## Work to do
From the entries below, list each line with "مسیرهای".

## Data for this exercise

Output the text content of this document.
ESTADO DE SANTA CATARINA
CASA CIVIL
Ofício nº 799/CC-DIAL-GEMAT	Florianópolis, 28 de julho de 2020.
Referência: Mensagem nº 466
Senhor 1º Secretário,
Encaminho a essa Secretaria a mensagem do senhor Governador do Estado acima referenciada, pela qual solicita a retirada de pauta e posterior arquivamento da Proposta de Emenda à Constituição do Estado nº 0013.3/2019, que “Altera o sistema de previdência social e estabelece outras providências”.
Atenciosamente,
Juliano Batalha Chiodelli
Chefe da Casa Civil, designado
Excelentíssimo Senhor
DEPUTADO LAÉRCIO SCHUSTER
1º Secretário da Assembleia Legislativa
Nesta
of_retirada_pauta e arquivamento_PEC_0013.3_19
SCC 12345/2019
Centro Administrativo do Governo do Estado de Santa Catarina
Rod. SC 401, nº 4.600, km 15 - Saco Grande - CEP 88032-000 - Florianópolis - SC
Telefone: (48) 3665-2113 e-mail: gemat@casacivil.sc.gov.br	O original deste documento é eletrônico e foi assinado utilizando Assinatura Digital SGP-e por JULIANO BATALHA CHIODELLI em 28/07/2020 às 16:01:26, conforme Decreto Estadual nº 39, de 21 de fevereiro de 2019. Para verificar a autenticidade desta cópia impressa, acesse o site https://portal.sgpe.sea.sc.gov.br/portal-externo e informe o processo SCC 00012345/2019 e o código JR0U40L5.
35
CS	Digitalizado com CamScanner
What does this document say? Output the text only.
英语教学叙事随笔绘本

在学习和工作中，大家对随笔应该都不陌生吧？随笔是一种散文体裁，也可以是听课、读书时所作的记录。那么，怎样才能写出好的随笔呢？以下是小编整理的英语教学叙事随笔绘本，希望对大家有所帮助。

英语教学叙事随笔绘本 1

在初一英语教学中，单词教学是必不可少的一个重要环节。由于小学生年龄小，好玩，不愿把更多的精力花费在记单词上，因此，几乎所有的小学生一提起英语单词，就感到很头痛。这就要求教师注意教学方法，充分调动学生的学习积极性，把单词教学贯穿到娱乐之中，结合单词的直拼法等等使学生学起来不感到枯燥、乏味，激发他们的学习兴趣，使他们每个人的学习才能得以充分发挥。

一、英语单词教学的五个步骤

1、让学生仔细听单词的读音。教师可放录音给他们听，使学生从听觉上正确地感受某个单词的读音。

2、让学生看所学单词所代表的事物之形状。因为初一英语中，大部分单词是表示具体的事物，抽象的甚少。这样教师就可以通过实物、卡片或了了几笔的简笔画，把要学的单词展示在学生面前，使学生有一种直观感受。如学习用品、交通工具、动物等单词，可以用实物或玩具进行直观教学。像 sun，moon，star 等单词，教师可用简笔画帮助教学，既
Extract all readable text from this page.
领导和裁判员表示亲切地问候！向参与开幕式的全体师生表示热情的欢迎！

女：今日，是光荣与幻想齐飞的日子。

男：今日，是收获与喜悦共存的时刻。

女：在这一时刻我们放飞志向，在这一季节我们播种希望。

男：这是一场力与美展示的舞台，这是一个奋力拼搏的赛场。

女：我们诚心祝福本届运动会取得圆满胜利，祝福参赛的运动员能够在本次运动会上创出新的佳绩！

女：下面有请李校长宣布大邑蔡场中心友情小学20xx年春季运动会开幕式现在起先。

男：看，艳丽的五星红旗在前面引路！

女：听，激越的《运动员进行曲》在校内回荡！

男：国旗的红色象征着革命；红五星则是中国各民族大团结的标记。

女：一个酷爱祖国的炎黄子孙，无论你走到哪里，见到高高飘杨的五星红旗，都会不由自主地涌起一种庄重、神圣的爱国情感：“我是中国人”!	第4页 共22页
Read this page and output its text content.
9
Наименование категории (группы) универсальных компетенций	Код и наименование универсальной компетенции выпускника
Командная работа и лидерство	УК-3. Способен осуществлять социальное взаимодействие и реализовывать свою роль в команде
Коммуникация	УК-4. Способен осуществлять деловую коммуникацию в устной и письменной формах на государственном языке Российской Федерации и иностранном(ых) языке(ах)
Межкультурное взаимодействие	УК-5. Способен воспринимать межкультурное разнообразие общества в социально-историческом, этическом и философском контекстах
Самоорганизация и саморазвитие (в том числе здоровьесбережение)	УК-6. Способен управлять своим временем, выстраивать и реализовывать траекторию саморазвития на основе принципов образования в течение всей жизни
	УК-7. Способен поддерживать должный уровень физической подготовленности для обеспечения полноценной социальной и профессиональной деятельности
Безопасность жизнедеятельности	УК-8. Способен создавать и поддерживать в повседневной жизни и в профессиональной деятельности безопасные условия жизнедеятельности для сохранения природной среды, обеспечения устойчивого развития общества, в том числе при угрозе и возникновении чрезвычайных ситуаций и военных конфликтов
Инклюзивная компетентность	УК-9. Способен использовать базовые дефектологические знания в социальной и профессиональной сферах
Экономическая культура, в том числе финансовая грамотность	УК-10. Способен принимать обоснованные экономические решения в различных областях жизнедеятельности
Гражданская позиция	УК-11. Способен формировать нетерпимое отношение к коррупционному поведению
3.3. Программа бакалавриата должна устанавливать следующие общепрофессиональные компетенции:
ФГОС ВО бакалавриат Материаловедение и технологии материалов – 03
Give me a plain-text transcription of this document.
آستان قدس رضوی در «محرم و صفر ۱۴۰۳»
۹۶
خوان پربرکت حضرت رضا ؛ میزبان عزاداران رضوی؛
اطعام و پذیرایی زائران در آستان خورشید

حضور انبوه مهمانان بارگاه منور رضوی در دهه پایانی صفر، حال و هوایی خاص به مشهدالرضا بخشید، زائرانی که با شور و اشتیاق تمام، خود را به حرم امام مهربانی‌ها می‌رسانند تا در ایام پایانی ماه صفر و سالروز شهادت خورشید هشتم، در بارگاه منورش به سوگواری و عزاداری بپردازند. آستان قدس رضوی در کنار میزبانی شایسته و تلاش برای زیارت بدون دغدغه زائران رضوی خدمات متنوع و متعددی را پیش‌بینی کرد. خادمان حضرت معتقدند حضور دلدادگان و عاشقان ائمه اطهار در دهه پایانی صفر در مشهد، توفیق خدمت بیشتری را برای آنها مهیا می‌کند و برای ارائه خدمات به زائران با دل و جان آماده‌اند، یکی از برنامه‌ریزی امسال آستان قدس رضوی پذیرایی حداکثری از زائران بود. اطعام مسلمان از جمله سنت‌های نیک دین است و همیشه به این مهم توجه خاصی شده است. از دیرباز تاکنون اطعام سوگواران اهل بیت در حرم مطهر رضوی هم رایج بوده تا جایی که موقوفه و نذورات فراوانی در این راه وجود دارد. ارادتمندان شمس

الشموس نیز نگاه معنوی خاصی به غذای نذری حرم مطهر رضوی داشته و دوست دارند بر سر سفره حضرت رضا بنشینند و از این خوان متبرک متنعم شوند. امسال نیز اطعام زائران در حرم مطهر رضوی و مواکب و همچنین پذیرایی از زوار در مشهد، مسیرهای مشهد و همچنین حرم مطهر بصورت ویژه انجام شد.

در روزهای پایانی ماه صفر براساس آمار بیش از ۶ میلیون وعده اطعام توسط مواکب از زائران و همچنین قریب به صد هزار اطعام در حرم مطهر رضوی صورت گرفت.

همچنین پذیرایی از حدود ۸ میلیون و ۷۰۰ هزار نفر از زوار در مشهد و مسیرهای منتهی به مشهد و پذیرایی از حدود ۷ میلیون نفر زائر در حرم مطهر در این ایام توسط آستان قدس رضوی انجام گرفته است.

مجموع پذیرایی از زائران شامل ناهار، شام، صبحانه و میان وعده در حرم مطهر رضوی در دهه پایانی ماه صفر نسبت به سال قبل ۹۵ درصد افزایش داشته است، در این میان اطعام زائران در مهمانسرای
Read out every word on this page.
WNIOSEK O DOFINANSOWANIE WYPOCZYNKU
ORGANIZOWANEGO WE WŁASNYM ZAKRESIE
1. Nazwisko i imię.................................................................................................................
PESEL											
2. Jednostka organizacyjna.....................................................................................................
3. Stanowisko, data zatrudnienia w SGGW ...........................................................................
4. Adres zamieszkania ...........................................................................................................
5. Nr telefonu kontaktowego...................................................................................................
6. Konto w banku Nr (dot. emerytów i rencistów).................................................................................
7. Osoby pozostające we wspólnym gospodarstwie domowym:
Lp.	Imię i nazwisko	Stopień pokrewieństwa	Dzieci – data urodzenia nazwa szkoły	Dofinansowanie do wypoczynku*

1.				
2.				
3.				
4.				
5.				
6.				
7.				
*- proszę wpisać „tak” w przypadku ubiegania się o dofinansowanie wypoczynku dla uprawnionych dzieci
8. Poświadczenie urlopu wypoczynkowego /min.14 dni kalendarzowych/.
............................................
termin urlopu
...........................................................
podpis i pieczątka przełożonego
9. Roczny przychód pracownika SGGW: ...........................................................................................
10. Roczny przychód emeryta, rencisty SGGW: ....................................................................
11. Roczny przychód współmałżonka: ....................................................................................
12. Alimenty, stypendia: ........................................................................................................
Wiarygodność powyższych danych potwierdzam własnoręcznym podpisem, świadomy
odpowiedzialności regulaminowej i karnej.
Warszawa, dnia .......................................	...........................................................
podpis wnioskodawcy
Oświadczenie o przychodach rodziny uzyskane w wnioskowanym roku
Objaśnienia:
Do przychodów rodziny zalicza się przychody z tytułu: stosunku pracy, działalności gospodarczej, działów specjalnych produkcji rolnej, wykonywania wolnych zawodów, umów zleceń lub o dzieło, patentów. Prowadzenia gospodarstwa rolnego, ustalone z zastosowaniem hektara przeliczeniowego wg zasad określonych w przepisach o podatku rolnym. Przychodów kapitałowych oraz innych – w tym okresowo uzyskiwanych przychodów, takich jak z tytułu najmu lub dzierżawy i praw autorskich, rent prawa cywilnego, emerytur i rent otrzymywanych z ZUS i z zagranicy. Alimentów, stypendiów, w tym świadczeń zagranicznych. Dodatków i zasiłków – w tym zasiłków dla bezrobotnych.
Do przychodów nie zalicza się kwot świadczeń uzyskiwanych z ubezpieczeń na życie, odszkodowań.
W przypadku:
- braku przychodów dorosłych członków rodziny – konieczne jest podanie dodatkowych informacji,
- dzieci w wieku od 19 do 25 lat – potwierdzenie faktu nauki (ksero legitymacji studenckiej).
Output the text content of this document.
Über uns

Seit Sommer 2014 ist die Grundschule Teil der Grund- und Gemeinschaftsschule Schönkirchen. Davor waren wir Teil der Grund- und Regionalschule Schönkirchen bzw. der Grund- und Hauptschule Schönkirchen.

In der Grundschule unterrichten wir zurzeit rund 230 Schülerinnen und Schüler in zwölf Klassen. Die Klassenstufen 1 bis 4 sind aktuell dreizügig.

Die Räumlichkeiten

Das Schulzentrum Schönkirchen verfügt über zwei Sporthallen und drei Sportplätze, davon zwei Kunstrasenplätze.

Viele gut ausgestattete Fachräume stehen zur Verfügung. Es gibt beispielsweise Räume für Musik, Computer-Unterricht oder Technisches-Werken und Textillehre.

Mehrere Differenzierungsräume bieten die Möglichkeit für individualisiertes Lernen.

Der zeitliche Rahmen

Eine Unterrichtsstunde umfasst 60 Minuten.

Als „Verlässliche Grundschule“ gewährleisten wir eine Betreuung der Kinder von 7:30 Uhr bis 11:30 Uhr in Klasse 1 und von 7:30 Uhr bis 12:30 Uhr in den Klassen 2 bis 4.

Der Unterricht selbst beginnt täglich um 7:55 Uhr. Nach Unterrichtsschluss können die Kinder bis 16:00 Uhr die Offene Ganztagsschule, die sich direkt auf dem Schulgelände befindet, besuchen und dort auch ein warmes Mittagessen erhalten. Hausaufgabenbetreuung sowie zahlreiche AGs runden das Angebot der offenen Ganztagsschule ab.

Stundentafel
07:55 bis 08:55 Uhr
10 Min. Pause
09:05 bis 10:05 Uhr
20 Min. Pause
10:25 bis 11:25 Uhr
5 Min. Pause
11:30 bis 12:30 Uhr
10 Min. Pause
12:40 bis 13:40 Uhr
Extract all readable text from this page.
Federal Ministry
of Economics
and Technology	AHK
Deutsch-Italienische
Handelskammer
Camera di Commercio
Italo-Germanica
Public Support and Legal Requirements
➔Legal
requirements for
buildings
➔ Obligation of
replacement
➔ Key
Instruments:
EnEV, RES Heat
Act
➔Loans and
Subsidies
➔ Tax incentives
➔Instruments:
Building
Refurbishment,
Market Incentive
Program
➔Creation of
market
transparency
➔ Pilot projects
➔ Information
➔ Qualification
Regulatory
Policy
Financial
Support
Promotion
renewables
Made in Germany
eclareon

## Response below
الشموس نیز نگاه معنوی خاصی به غذای نذری حرم مطهر رضوی داشته و دوست دارند بر سر سفره حضرت رضا بنشینند و از این خوان متبرک متنعم شوند. امسال نیز اطعام زائران در حرم مطهر رضوی و مواکب و همچنین پذیرایی از زوار در مشهد، مسیرهای مشهد و همچنین حرم مطهر بصورت ویژه انجام شد.
همچنین پذیرایی از حدود ۸ میلیون و ۷۰۰ هزار نفر از زوار در مشهد و مسیرهای منتهی به مشهد و پذیرایی از حدود ۷ میلیون نفر زائر در حرم مطهر در این ایام توسط آستان قدس رضوی انجام گرفته است.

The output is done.